--- Begin RECORDS SUPPLIED ---
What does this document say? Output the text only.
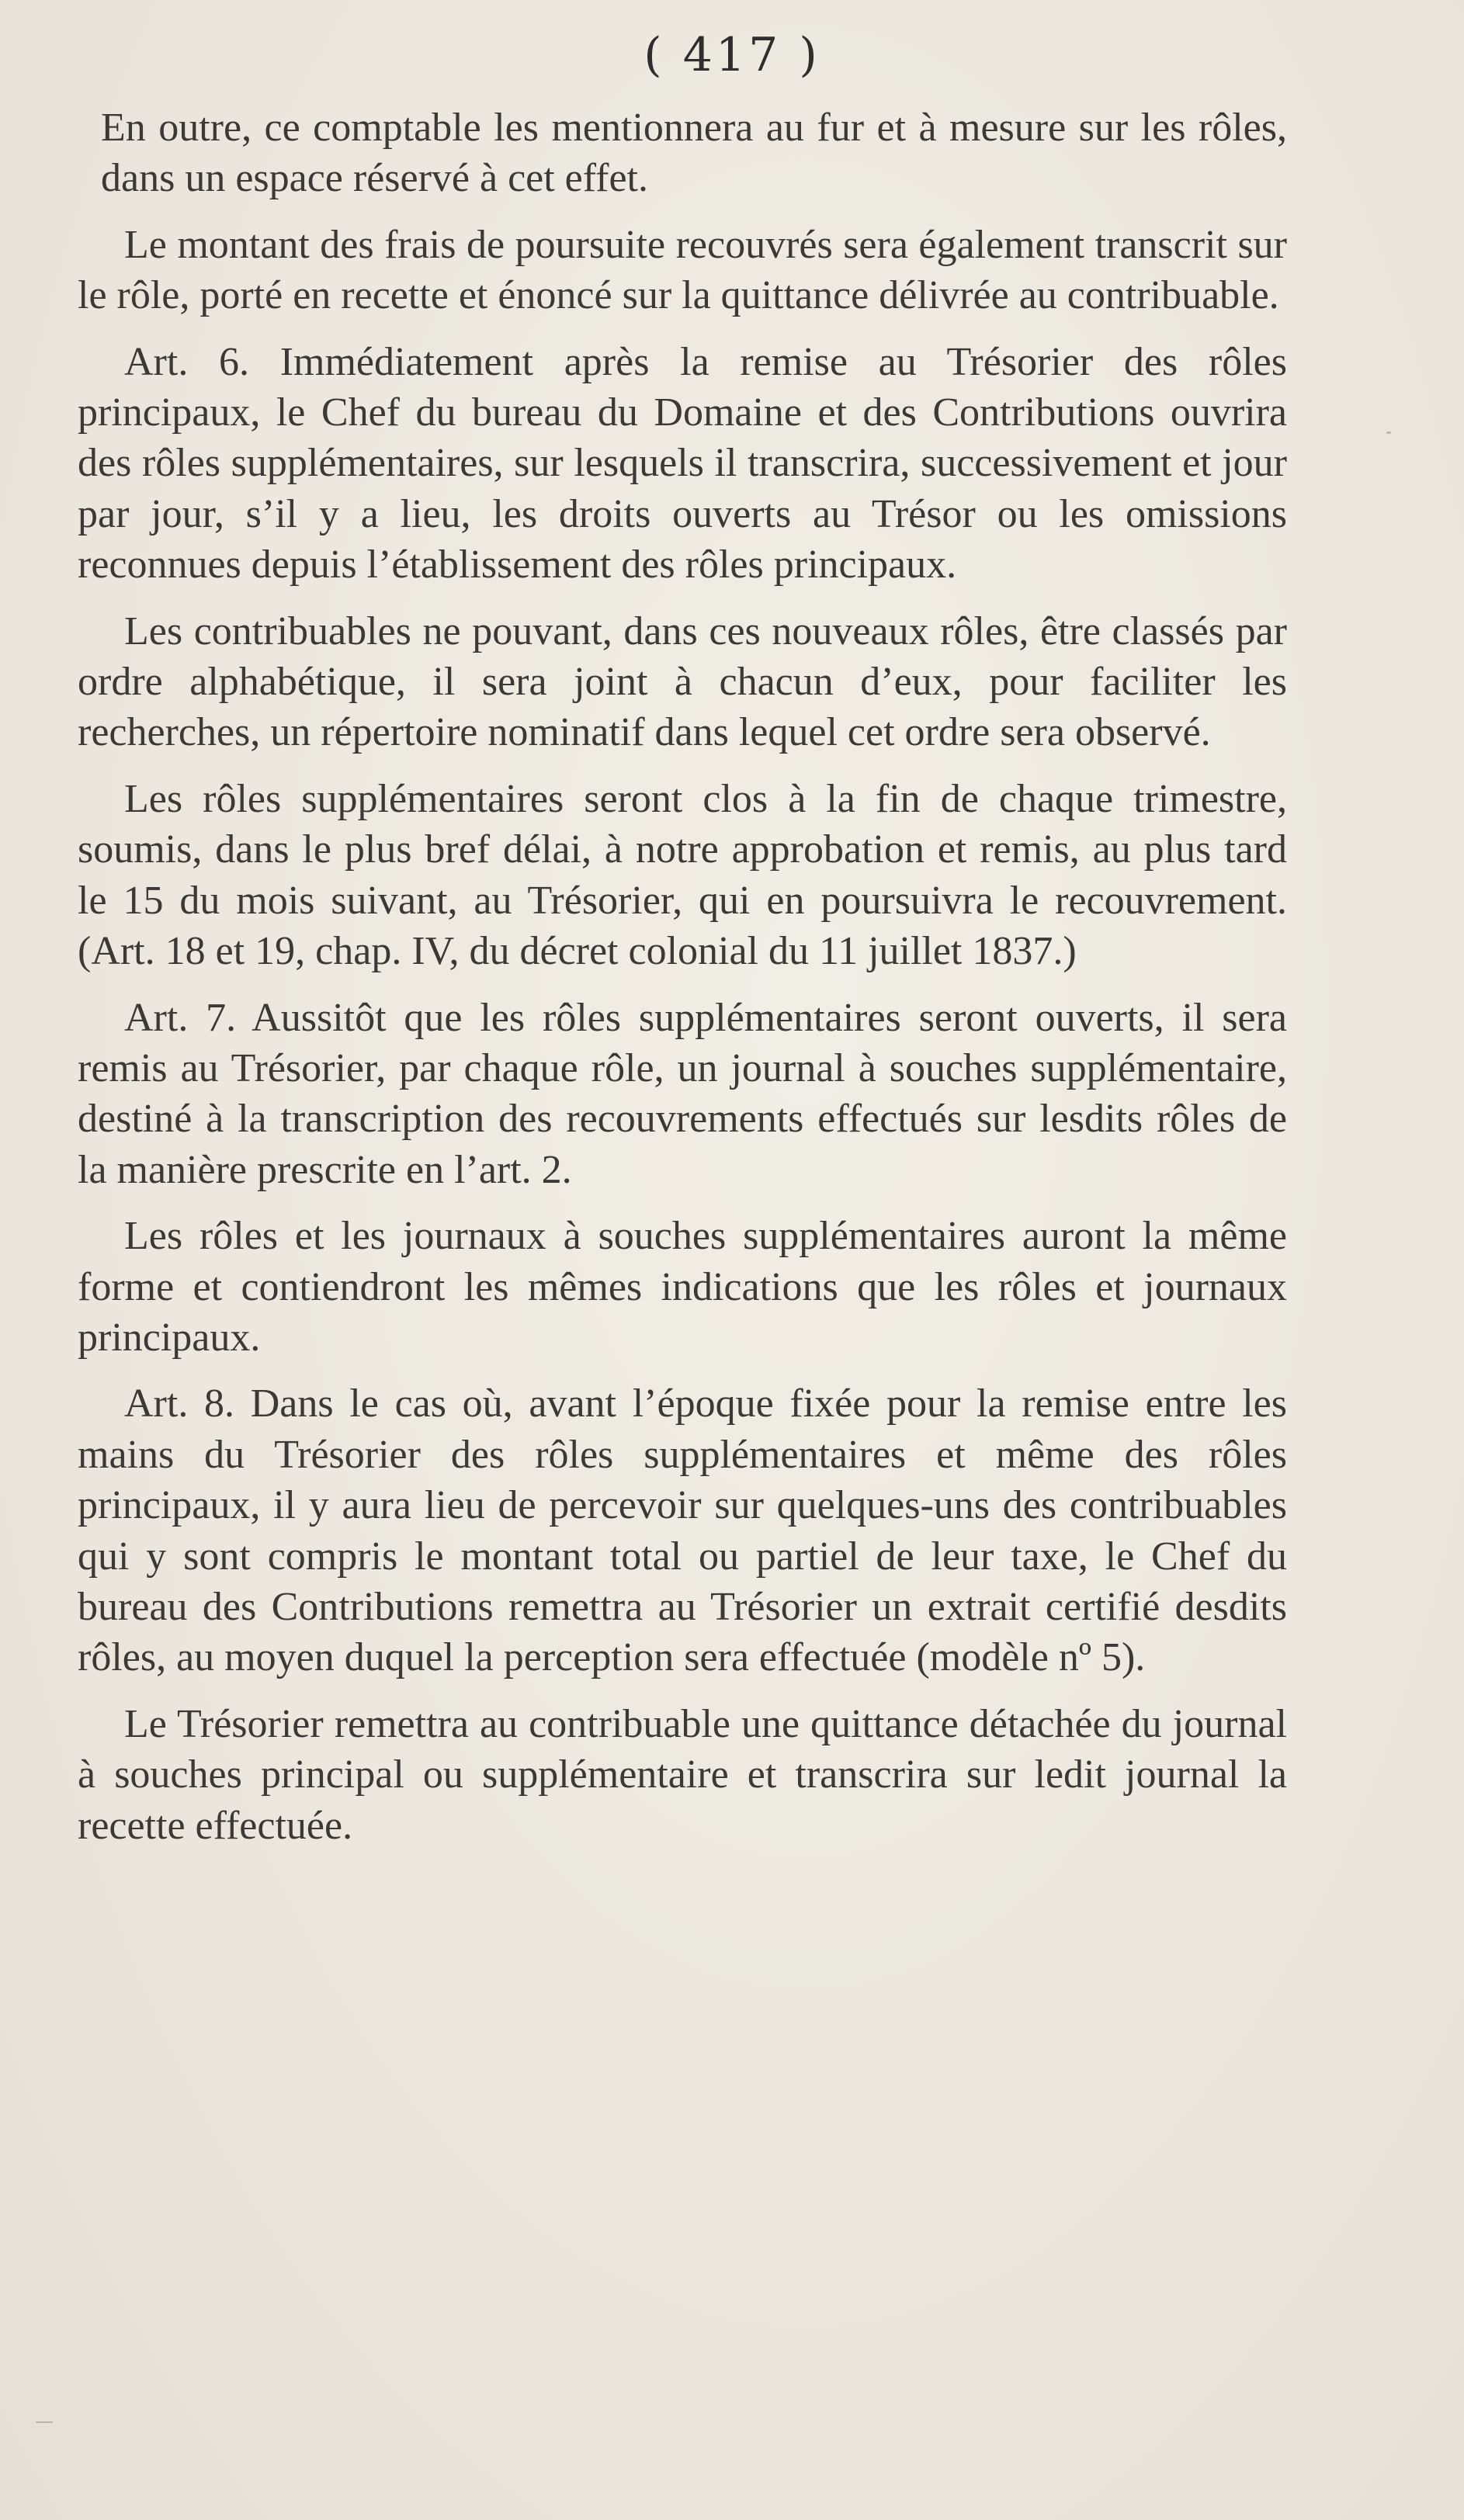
( 417 )

En outre, ce comptable les mentionnera au fur et à mesure sur les rôles, dans un espace réservé à cet effet.

Le montant des frais de poursuite recouvrés sera également transcrit sur le rôle, porté en recette et énoncé sur la quittance délivrée au contribuable.

Art. 6. Immédiatement après la remise au Trésorier des rôles principaux, le Chef du bureau du Domaine et des Contributions ouvrira des rôles supplémentaires, sur lesquels il transcrira, successivement et jour par jour, s’il y a lieu, les droits ouverts au Trésor ou les omissions reconnues depuis l’établissement des rôles principaux.

Les contribuables ne pouvant, dans ces nouveaux rôles, être classés par ordre alphabétique, il sera joint à chacun d’eux, pour faciliter les recherches, un répertoire nominatif dans lequel cet ordre sera observé.

Les rôles supplémentaires seront clos à la fin de chaque trimestre, soumis, dans le plus bref délai, à notre approbation et remis, au plus tard le 15 du mois suivant, au Trésorier, qui en poursuivra le recouvrement. (Art. 18 et 19, chap. IV, du décret colonial du 11 juillet 1837.)

Art. 7. Aussitôt que les rôles supplémentaires seront ouverts, il sera remis au Trésorier, par chaque rôle, un journal à souches supplémentaire, destiné à la transcription des recouvrements effectués sur lesdits rôles de la manière prescrite en l’art. 2.

Les rôles et les journaux à souches supplémentaires auront la même forme et contiendront les mêmes indications que les rôles et journaux principaux.

Art. 8. Dans le cas où, avant l’époque fixée pour la remise entre les mains du Trésorier des rôles supplémentaires et même des rôles principaux, il y aura lieu de percevoir sur quelques-uns des contribuables qui y sont compris le montant total ou partiel de leur taxe, le Chef du bureau des Contributions remettra au Trésorier un extrait certifié desdits rôles, au moyen duquel la perception sera effectuée (modèle nº 5).

Le Trésorier remettra au contribuable une quittance détachée du journal à souches principal ou supplémentaire et transcrira sur ledit journal la recette effectuée.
--- End RECORDS SUPPLIED ---
• _TASK PROMPT_
All of the lines above should be retyped precisely, apart from the pictures.

• _FULL ANSWER_
What does this document say? Output the text only.
( 417 )

En outre, ce comptable les mentionnera au fur et à mesure sur les rôles, dans un espace réservé à cet effet.

Le montant des frais de poursuite recouvrés sera également transcrit sur le rôle, porté en recette et énoncé sur la quittance délivrée au contribuable.

Art. 6. Immédiatement après la remise au Trésorier des rôles principaux, le Chef du bureau du Domaine et des Contributions ouvrira des rôles supplémentaires, sur lesquels il transcrira, successivement et jour par jour, s’il y a lieu, les droits ouverts au Trésor ou les omissions reconnues depuis l’établissement des rôles principaux.

Les contribuables ne pouvant, dans ces nouveaux rôles, être classés par ordre alphabétique, il sera joint à chacun d’eux, pour faciliter les recherches, un répertoire nominatif dans lequel cet ordre sera observé.

Les rôles supplémentaires seront clos à la fin de chaque trimestre, soumis, dans le plus bref délai, à notre approbation et remis, au plus tard le 15 du mois suivant, au Trésorier, qui en poursuivra le recouvrement. (Art. 18 et 19, chap. IV, du décret colonial du 11 juillet 1837.)

Art. 7. Aussitôt que les rôles supplémentaires seront ouverts, il sera remis au Trésorier, par chaque rôle, un journal à souches supplémentaire, destiné à la transcription des recouvrements effectués sur lesdits rôles de la manière prescrite en l’art. 2.

Les rôles et les journaux à souches supplémentaires auront la même forme et contiendront les mêmes indications que les rôles et journaux principaux.

Art. 8. Dans le cas où, avant l’époque fixée pour la remise entre les mains du Trésorier des rôles supplémentaires et même des rôles principaux, il y aura lieu de percevoir sur quelques-uns des contribuables qui y sont compris le montant total ou partiel de leur taxe, le Chef du bureau des Contributions remettra au Trésorier un extrait certifié desdits rôles, au moyen duquel la perception sera effectuée (modèle nº 5).

Le Trésorier remettra au contribuable une quittance détachée du journal à souches principal ou supplémentaire et transcrira sur ledit journal la recette effectuée.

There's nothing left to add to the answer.